━━━ Information provided ━━━
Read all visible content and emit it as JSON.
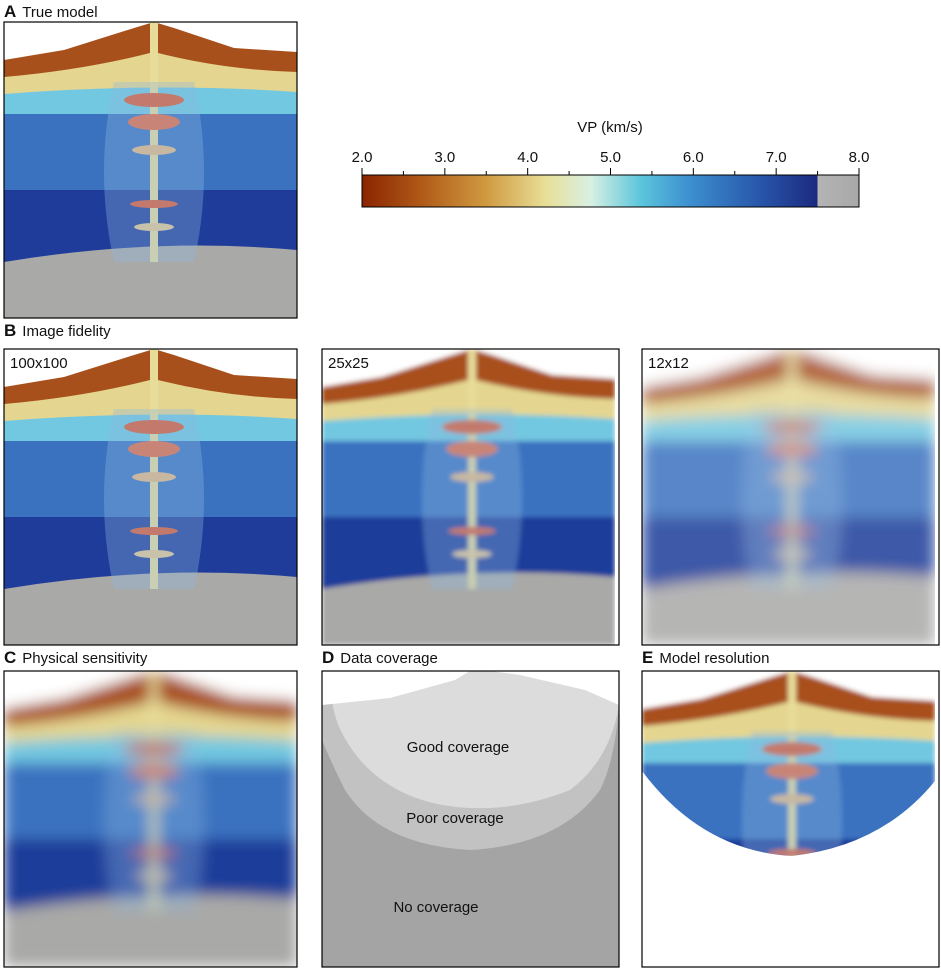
{
  "figure": {
    "colorbar": {
      "label": "VP (km/s)",
      "lim": [
        2,
        8
      ],
      "ticks": [
        {
          "value": 2,
          "label": "2.0"
        },
        {
          "value": 3,
          "label": "3.0"
        },
        {
          "value": 4,
          "label": "4.0"
        },
        {
          "value": 5,
          "label": "5.0"
        },
        {
          "value": 6,
          "label": "6.0"
        },
        {
          "value": 7,
          "label": "7.0"
        },
        {
          "value": 8,
          "label": "8.0"
        }
      ],
      "minor_ticks": [
        2.5,
        3.5,
        4.5,
        5.5,
        6.5,
        7.5
      ]
    },
    "panels": [
      {
        "letter": "A",
        "title": "True model"
      },
      {
        "letter": "B",
        "title": "Image fidelity",
        "subpanels": [
          "100x100",
          "25x25",
          "12x12"
        ]
      },
      {
        "letter": "C",
        "title": "Physical sensitivity"
      },
      {
        "letter": "D",
        "title": "Data coverage",
        "regions": [
          "Good coverage",
          "Poor coverage",
          "No coverage"
        ]
      },
      {
        "letter": "E",
        "title": "Model resolution"
      }
    ]
  }
}
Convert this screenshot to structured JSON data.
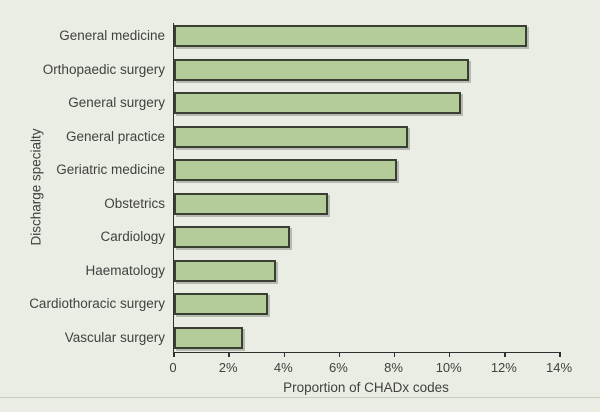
{
  "figure": {
    "background_color": "#e9ede3",
    "bar_fill_color": "#b4cc99",
    "bar_border_color": "#3a4031",
    "axis_color": "#2f2f2f",
    "text_color": "#414141",
    "bottom_rule_color": "#c9cec0"
  },
  "chart_data": {
    "type": "bar",
    "orientation": "horizontal",
    "title": "",
    "xlabel": "Proportion of CHADx codes",
    "ylabel": "Discharge specialty",
    "categories": [
      "General medicine",
      "Orthopaedic surgery",
      "General surgery",
      "General practice",
      "Geriatric medicine",
      "Obstetrics",
      "Cardiology",
      "Haematology",
      "Cardiothoracic surgery",
      "Vascular surgery"
    ],
    "values": [
      12.8,
      10.7,
      10.4,
      8.5,
      8.1,
      5.6,
      4.2,
      3.7,
      3.4,
      2.5
    ],
    "value_unit": "%",
    "xlim": [
      0,
      14
    ],
    "x_ticks": [
      0,
      2,
      4,
      6,
      8,
      10,
      12,
      14
    ],
    "x_tick_labels": [
      "0",
      "2%",
      "4%",
      "6%",
      "8%",
      "10%",
      "12%",
      "14%"
    ],
    "grid": false,
    "legend": false
  }
}
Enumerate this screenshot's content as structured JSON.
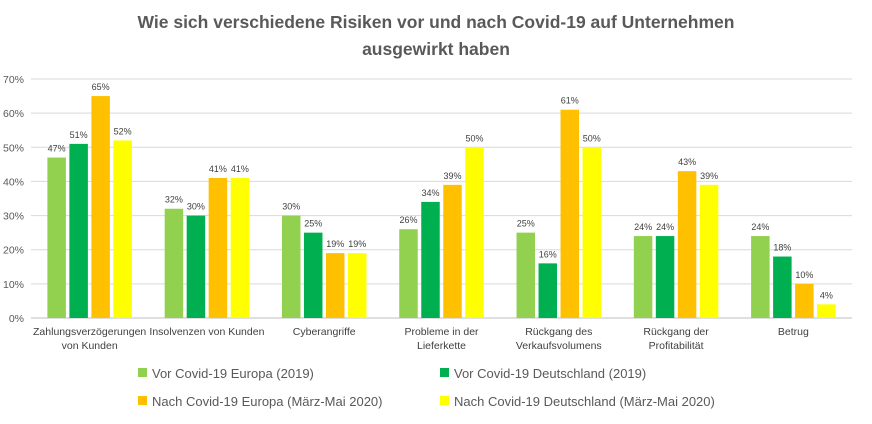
{
  "chart_data": {
    "type": "bar",
    "title_lines": [
      "Wie sich verschiedene Risiken vor und nach Covid-19 auf Unternehmen",
      "ausgewirkt haben"
    ],
    "xlabel": "",
    "ylabel": "",
    "ylim": [
      0,
      70
    ],
    "yticks": [
      0,
      10,
      20,
      30,
      40,
      50,
      60,
      70
    ],
    "ytick_labels": [
      "0%",
      "10%",
      "20%",
      "30%",
      "40%",
      "50%",
      "60%",
      "70%"
    ],
    "grid": true,
    "legend_position": "bottom",
    "categories": [
      [
        "Zahlungsverzögerungen",
        "von Kunden"
      ],
      [
        "Insolvenzen von Kunden"
      ],
      [
        "Cyberangriffe"
      ],
      [
        "Probleme in der",
        "Lieferkette"
      ],
      [
        "Rückgang des",
        "Verkaufsvolumens"
      ],
      [
        "Rückgang der",
        "Profitabilität"
      ],
      [
        "Betrug"
      ]
    ],
    "series": [
      {
        "name": "Vor Covid-19 Europa (2019)",
        "color": "#92d050",
        "values": [
          47,
          32,
          30,
          26,
          25,
          24,
          24
        ],
        "labels": [
          "47%",
          "32%",
          "30%",
          "26%",
          "25%",
          "24%",
          "24%"
        ]
      },
      {
        "name": "Vor Covid-19 Deutschland (2019)",
        "color": "#00b050",
        "values": [
          51,
          30,
          25,
          34,
          16,
          24,
          18
        ],
        "labels": [
          "51%",
          "30%",
          "25%",
          "34%",
          "16%",
          "24%",
          "18%"
        ]
      },
      {
        "name": "Nach Covid-19 Europa (März-Mai 2020)",
        "color": "#ffc000",
        "values": [
          65,
          41,
          19,
          39,
          61,
          43,
          10
        ],
        "labels": [
          "65%",
          "41%",
          "19%",
          "39%",
          "61%",
          "43%",
          "10%"
        ]
      },
      {
        "name": "Nach Covid-19 Deutschland (März-Mai 2020)",
        "color": "#ffff00",
        "values": [
          52,
          41,
          19,
          50,
          50,
          39,
          4
        ],
        "labels": [
          "52%",
          "41%",
          "19%",
          "50%",
          "50%",
          "39%",
          "4%"
        ]
      }
    ]
  }
}
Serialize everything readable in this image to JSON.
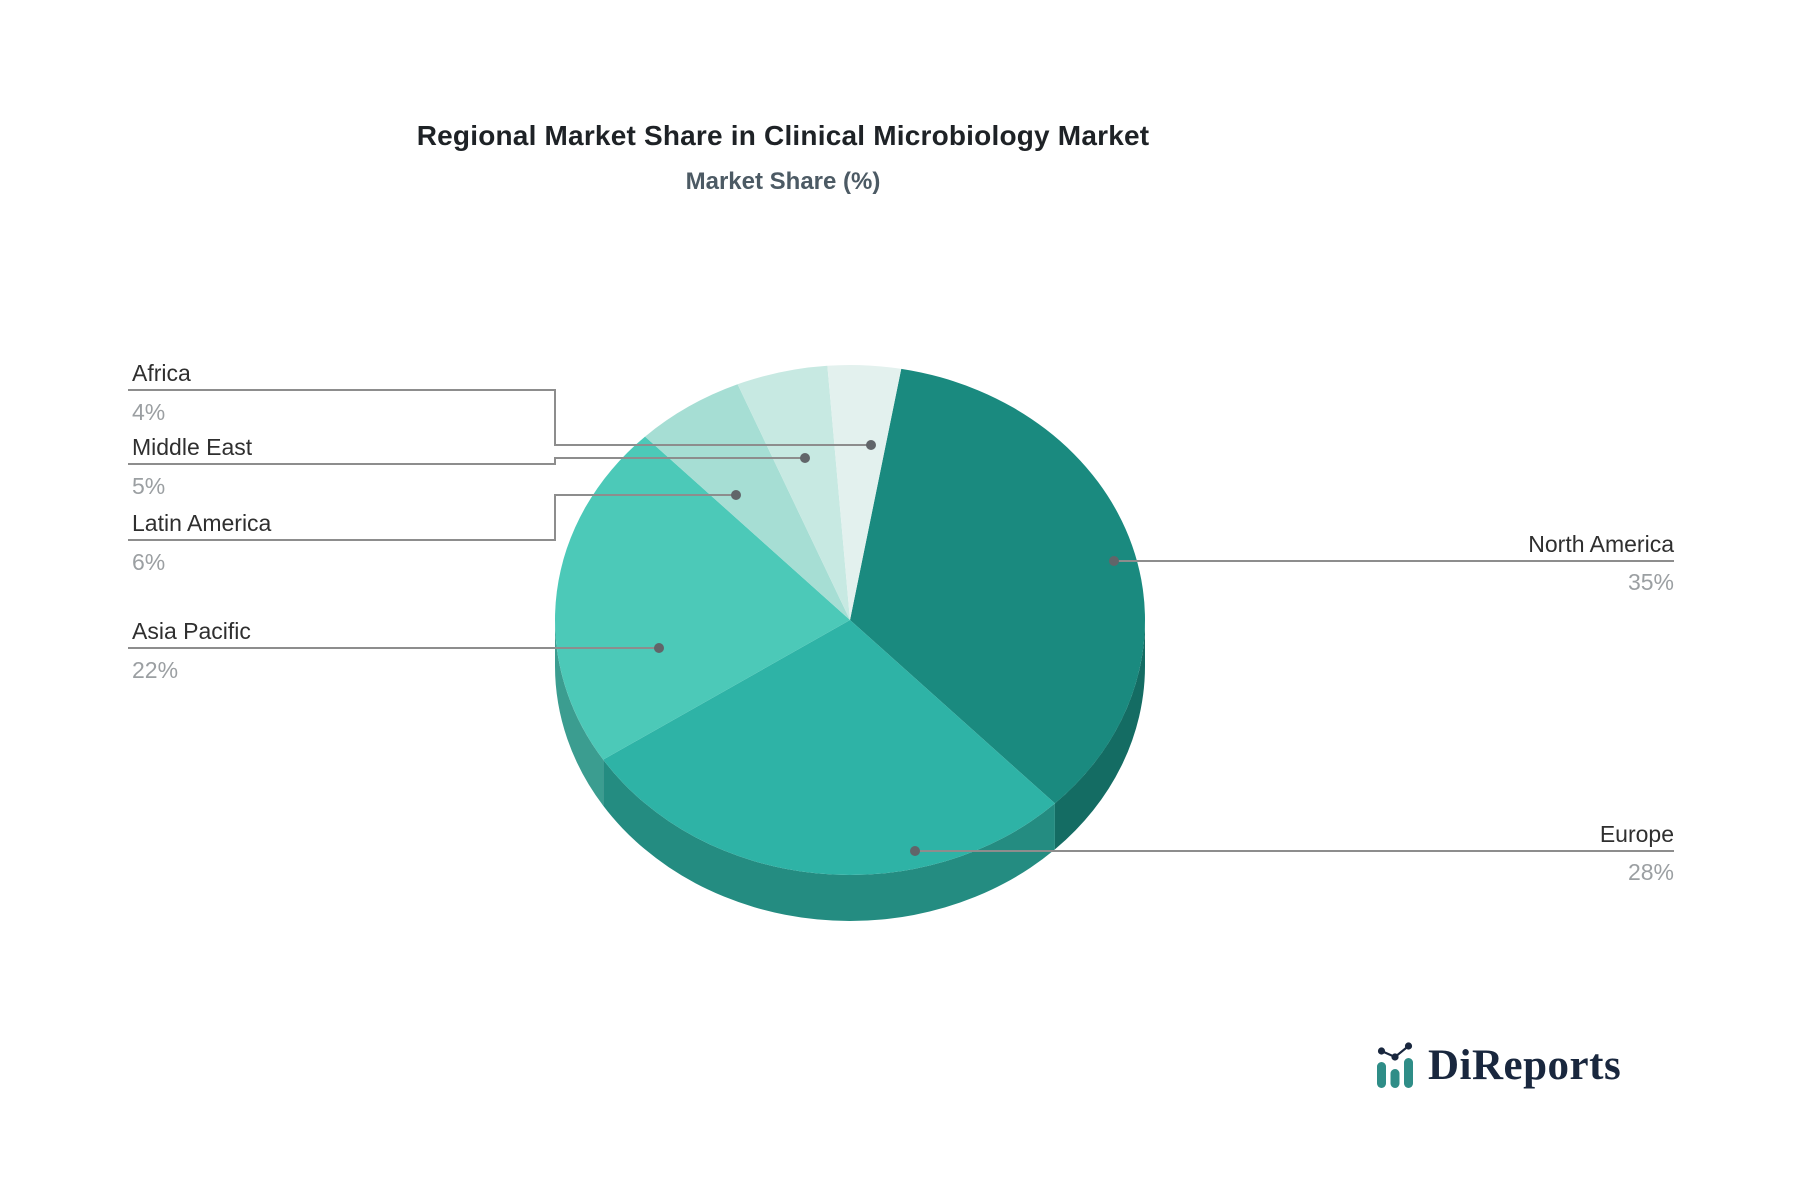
{
  "chart_data": {
    "type": "pie",
    "title": "Regional Market Share in Clinical Microbiology Market",
    "subtitle": "Market Share (%)",
    "unit": "%",
    "effect": "3d",
    "direction": "clockwise",
    "start_angle_deg": 10,
    "label_style": "callout-lines-with-dots",
    "legend_position": "none",
    "slices": [
      {
        "label": "North America",
        "value": 35,
        "pct_label": "35%",
        "color": "#1a8a7f"
      },
      {
        "label": "Europe",
        "value": 28,
        "pct_label": "28%",
        "color": "#2eb3a6"
      },
      {
        "label": "Asia Pacific",
        "value": 22,
        "pct_label": "22%",
        "color": "#4cc9b8"
      },
      {
        "label": "Latin America",
        "value": 6,
        "pct_label": "6%",
        "color": "#a6ded4"
      },
      {
        "label": "Middle East",
        "value": 5,
        "pct_label": "5%",
        "color": "#c7e9e2"
      },
      {
        "label": "Africa",
        "value": 4,
        "pct_label": "4%",
        "color": "#e3f1ee"
      }
    ]
  },
  "branding": {
    "logo_text": "DiReports"
  },
  "colors": {
    "connector": "#8d8d8d",
    "dot": "#616569",
    "label_text": "#2f2f2f",
    "pct_text": "#9b9fa2",
    "logo_navy": "#19273e",
    "logo_teal": "#2f8d87"
  }
}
━━━
Prompt:
Copy out the listing exactly as it stands, but not the pictures.

Solution for this problem:
Read all visible content and emit it as JSON.
{
  "figure": {
    "colorbar": {
      "label": "VP (km/s)",
      "lim": [
        2,
        8
      ],
      "ticks": [
        {
          "value": 2,
          "label": "2.0"
        },
        {
          "value": 3,
          "label": "3.0"
        },
        {
          "value": 4,
          "label": "4.0"
        },
        {
          "value": 5,
          "label": "5.0"
        },
        {
          "value": 6,
          "label": "6.0"
        },
        {
          "value": 7,
          "label": "7.0"
        },
        {
          "value": 8,
          "label": "8.0"
        }
      ],
      "minor_ticks": [
        2.5,
        3.5,
        4.5,
        5.5,
        6.5,
        7.5
      ]
    },
    "panels": [
      {
        "letter": "A",
        "title": "True model"
      },
      {
        "letter": "B",
        "title": "Image fidelity",
        "subpanels": [
          "100x100",
          "25x25",
          "12x12"
        ]
      },
      {
        "letter": "C",
        "title": "Physical sensitivity"
      },
      {
        "letter": "D",
        "title": "Data coverage",
        "regions": [
          "Good coverage",
          "Poor coverage",
          "No coverage"
        ]
      },
      {
        "letter": "E",
        "title": "Model resolution"
      }
    ]
  }
}
Convert this screenshot to structured JSON data.
{
  "figure": {
    "background_color": "#e9ede3",
    "bar_fill_color": "#b4cc99",
    "bar_border_color": "#3a4031",
    "axis_color": "#2f2f2f",
    "text_color": "#414141",
    "bottom_rule_color": "#c9cec0"
  },
  "chart_data": {
    "type": "bar",
    "orientation": "horizontal",
    "title": "",
    "xlabel": "Proportion of CHADx codes",
    "ylabel": "Discharge specialty",
    "categories": [
      "General medicine",
      "Orthopaedic surgery",
      "General surgery",
      "General practice",
      "Geriatric medicine",
      "Obstetrics",
      "Cardiology",
      "Haematology",
      "Cardiothoracic surgery",
      "Vascular surgery"
    ],
    "values": [
      12.8,
      10.7,
      10.4,
      8.5,
      8.1,
      5.6,
      4.2,
      3.7,
      3.4,
      2.5
    ],
    "value_unit": "%",
    "xlim": [
      0,
      14
    ],
    "x_ticks": [
      0,
      2,
      4,
      6,
      8,
      10,
      12,
      14
    ],
    "x_tick_labels": [
      "0",
      "2%",
      "4%",
      "6%",
      "8%",
      "10%",
      "12%",
      "14%"
    ],
    "grid": false,
    "legend": false
  }
}
Enumerate this screenshot's content as structured JSON.
{
  "chart_data": {
    "type": "bar",
    "title_lines": [
      "Wie sich verschiedene Risiken vor und nach Covid-19 auf Unternehmen",
      "ausgewirkt haben"
    ],
    "xlabel": "",
    "ylabel": "",
    "ylim": [
      0,
      70
    ],
    "yticks": [
      0,
      10,
      20,
      30,
      40,
      50,
      60,
      70
    ],
    "ytick_labels": [
      "0%",
      "10%",
      "20%",
      "30%",
      "40%",
      "50%",
      "60%",
      "70%"
    ],
    "grid": true,
    "legend_position": "bottom",
    "categories": [
      [
        "Zahlungsverzögerungen",
        "von Kunden"
      ],
      [
        "Insolvenzen von Kunden"
      ],
      [
        "Cyberangriffe"
      ],
      [
        "Probleme in der",
        "Lieferkette"
      ],
      [
        "Rückgang des",
        "Verkaufsvolumens"
      ],
      [
        "Rückgang der",
        "Profitabilität"
      ],
      [
        "Betrug"
      ]
    ],
    "series": [
      {
        "name": "Vor Covid-19 Europa (2019)",
        "color": "#92d050",
        "values": [
          47,
          32,
          30,
          26,
          25,
          24,
          24
        ],
        "labels": [
          "47%",
          "32%",
          "30%",
          "26%",
          "25%",
          "24%",
          "24%"
        ]
      },
      {
        "name": "Vor Covid-19 Deutschland (2019)",
        "color": "#00b050",
        "values": [
          51,
          30,
          25,
          34,
          16,
          24,
          18
        ],
        "labels": [
          "51%",
          "30%",
          "25%",
          "34%",
          "16%",
          "24%",
          "18%"
        ]
      },
      {
        "name": "Nach Covid-19 Europa (März-Mai 2020)",
        "color": "#ffc000",
        "values": [
          65,
          41,
          19,
          39,
          61,
          43,
          10
        ],
        "labels": [
          "65%",
          "41%",
          "19%",
          "39%",
          "61%",
          "43%",
          "10%"
        ]
      },
      {
        "name": "Nach Covid-19 Deutschland (März-Mai 2020)",
        "color": "#ffff00",
        "values": [
          52,
          41,
          19,
          50,
          50,
          39,
          4
        ],
        "labels": [
          "52%",
          "41%",
          "19%",
          "50%",
          "50%",
          "39%",
          "4%"
        ]
      }
    ]
  }
}
Serialize everything readable in this image to JSON.
{
  "chart_data": {
    "type": "pie",
    "title": "Regional Market Share in Clinical Microbiology Market",
    "subtitle": "Market Share (%)",
    "unit": "%",
    "effect": "3d",
    "direction": "clockwise",
    "start_angle_deg": 10,
    "label_style": "callout-lines-with-dots",
    "legend_position": "none",
    "slices": [
      {
        "label": "North America",
        "value": 35,
        "pct_label": "35%",
        "color": "#1a8a7f"
      },
      {
        "label": "Europe",
        "value": 28,
        "pct_label": "28%",
        "color": "#2eb3a6"
      },
      {
        "label": "Asia Pacific",
        "value": 22,
        "pct_label": "22%",
        "color": "#4cc9b8"
      },
      {
        "label": "Latin America",
        "value": 6,
        "pct_label": "6%",
        "color": "#a6ded4"
      },
      {
        "label": "Middle East",
        "value": 5,
        "pct_label": "5%",
        "color": "#c7e9e2"
      },
      {
        "label": "Africa",
        "value": 4,
        "pct_label": "4%",
        "color": "#e3f1ee"
      }
    ]
  },
  "branding": {
    "logo_text": "DiReports"
  },
  "colors": {
    "connector": "#8d8d8d",
    "dot": "#616569",
    "label_text": "#2f2f2f",
    "pct_text": "#9b9fa2",
    "logo_navy": "#19273e",
    "logo_teal": "#2f8d87"
  }
}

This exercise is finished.